Saved entries
= = = = =
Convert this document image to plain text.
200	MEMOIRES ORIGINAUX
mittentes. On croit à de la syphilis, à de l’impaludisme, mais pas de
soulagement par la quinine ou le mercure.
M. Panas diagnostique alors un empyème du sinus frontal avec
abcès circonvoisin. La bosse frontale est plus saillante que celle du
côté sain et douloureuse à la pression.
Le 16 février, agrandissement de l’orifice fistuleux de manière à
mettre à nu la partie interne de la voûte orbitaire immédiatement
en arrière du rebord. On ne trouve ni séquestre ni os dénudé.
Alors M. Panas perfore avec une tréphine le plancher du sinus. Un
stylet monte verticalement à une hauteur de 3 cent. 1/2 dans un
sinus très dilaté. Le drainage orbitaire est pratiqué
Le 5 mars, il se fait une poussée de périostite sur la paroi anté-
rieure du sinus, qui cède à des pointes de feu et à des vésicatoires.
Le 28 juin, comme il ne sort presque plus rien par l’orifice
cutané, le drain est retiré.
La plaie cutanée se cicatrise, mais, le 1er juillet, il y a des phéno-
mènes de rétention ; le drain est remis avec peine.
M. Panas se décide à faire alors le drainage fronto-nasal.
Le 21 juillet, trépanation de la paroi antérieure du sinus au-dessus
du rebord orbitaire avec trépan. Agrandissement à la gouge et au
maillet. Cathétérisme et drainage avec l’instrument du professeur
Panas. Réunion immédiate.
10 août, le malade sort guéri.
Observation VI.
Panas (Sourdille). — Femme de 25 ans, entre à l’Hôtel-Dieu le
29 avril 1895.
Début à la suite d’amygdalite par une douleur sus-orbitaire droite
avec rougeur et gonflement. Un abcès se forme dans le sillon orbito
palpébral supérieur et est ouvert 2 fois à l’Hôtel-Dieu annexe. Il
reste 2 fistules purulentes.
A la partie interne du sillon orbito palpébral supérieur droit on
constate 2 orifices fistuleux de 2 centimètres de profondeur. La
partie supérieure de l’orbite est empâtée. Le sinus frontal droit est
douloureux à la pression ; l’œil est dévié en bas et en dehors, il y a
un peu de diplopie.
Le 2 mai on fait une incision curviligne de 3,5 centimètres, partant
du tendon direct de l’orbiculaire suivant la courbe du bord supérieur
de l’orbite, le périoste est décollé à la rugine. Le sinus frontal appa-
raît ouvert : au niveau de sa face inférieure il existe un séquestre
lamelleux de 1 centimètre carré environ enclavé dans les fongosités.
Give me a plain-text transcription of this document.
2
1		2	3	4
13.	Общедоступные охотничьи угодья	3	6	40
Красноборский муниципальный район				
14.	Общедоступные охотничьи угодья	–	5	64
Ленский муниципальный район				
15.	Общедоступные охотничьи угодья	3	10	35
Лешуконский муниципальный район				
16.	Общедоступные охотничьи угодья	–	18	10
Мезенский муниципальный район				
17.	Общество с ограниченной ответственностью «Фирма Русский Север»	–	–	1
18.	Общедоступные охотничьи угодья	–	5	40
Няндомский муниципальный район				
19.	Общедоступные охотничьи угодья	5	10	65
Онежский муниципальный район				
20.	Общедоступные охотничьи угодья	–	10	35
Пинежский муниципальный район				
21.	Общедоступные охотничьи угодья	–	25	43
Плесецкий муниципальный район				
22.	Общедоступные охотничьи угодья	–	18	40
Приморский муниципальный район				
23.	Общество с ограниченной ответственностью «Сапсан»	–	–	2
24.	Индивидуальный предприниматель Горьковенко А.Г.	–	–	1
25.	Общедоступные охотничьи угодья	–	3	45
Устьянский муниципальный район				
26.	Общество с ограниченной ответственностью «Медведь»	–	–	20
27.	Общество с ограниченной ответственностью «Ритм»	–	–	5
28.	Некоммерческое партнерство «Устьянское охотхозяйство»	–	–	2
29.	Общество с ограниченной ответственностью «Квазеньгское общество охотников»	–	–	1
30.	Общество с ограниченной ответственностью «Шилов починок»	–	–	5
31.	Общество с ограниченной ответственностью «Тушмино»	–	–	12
= = = = =
> [What the exercise asks]: Looking at the records above, work out how many lines include the word "plus", then give that number by itself.

> [Solution below]: 2